• [Instruction] Exact repetition is required: output every record in full.

• [Dataset excerpts]
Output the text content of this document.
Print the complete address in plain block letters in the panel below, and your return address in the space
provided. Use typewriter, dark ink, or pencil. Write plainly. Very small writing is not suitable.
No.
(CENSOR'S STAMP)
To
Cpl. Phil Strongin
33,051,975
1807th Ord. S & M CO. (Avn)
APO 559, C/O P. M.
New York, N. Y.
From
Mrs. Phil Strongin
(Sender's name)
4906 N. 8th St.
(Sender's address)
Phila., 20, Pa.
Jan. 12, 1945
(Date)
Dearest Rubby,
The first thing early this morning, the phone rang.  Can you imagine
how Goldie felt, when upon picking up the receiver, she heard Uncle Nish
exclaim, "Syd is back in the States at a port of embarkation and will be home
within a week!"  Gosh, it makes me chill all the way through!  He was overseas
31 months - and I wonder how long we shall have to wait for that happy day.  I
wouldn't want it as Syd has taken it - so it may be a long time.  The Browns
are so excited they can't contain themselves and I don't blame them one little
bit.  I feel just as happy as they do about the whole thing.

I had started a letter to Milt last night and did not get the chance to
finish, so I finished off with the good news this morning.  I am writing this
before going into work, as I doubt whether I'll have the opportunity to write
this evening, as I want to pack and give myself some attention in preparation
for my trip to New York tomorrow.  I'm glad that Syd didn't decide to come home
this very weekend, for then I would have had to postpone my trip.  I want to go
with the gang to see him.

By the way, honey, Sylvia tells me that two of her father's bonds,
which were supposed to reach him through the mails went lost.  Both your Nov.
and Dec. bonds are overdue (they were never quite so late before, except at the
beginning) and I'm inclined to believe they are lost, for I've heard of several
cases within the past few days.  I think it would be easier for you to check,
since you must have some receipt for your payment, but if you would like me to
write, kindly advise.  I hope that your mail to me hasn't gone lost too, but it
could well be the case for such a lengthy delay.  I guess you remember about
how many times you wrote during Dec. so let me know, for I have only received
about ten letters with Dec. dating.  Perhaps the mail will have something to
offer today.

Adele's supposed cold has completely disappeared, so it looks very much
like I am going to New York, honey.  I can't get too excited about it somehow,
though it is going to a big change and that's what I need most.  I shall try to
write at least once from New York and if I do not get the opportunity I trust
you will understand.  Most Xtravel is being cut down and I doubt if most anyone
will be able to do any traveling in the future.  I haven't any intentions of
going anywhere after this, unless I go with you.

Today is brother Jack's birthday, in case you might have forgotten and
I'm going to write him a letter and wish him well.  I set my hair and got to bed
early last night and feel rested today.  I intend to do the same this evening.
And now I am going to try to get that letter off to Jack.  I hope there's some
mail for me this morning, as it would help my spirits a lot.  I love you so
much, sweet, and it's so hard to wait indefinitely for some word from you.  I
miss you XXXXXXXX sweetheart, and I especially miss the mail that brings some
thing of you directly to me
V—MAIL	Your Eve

• [Solution for this exercise]
Output the text content of this document.
Print the complete address in plain block letters in the panel below, and your return address in the space
provided. Use typewriter, dark ink, or pencil. Write plainly. Very small writing is not suitable.
No.
(CENSOR'S STAMP)
To
Cpl. Phil Strongin
33,051,975
1807th Ord. S & M CO. (Avn)
APO 559, C/O P. M.
New York, N. Y.
From
Mrs. Phil Strongin
(Sender's name)
4906 N. 8th St.
(Sender's address)
Phila., 20, Pa.
Jan. 12, 1945
(Date)
Dearest Rubby,
The first thing early this morning, the phone rang.  Can you imagine
how Goldie felt, when upon picking up the receiver, she heard Uncle Nish
exclaim, "Syd is back in the States at a port of embarkation and will be home
within a week!"  Gosh, it makes me chill all the way through!  He was overseas
31 months - and I wonder how long we shall have to wait for that happy day.  I
wouldn't want it as Syd has taken it - so it may be a long time.  The Browns
are so excited they can't contain themselves and I don't blame them one little
bit.  I feel just as happy as they do about the whole thing.

I had started a letter to Milt last night and did not get the chance to
finish, so I finished off with the good news this morning.  I am writing this
before going into work, as I doubt whether I'll have the opportunity to write
this evening, as I want to pack and give myself some attention in preparation
for my trip to New York tomorrow.  I'm glad that Syd didn't decide to come home
this very weekend, for then I would have had to postpone my trip.  I want to go
with the gang to see him.

By the way, honey, Sylvia tells me that two of her father's bonds,
which were supposed to reach him through the mails went lost.  Both your Nov.
and Dec. bonds are overdue (they were never quite so late before, except at the
beginning) and I'm inclined to believe they are lost, for I've heard of several
cases within the past few days.  I think it would be easier for you to check,
since you must have some receipt for your payment, but if you would like me to
write, kindly advise.  I hope that your mail to me hasn't gone lost too, but it
could well be the case for such a lengthy delay.  I guess you remember about
how many times you wrote during Dec. so let me know, for I have only received
about ten letters with Dec. dating.  Perhaps the mail will have something to
offer today.

Adele's supposed cold has completely disappeared, so it looks very much
like I am going to New York, honey.  I can't get too excited about it somehow,
though it is going to a big change and that's what I need most.  I shall try to
write at least once from New York and if I do not get the opportunity I trust
you will understand.  Most Xtravel is being cut down and I doubt if most anyone
will be able to do any traveling in the future.  I haven't any intentions of
going anywhere after this, unless I go with you.

Today is brother Jack's birthday, in case you might have forgotten and
I'm going to write him a letter and wish him well.  I set my hair and got to bed
early last night and feel rested today.  I intend to do the same this evening.
And now I am going to try to get that letter off to Jack.  I hope there's some
mail for me this morning, as it would help my spirits a lot.  I love you so
much, sweet, and it's so hard to wait indefinitely for some word from you.  I
miss you XXXXXXXX sweetheart, and I especially miss the mail that brings some
thing of you directly to me
V—MAIL	Your Eve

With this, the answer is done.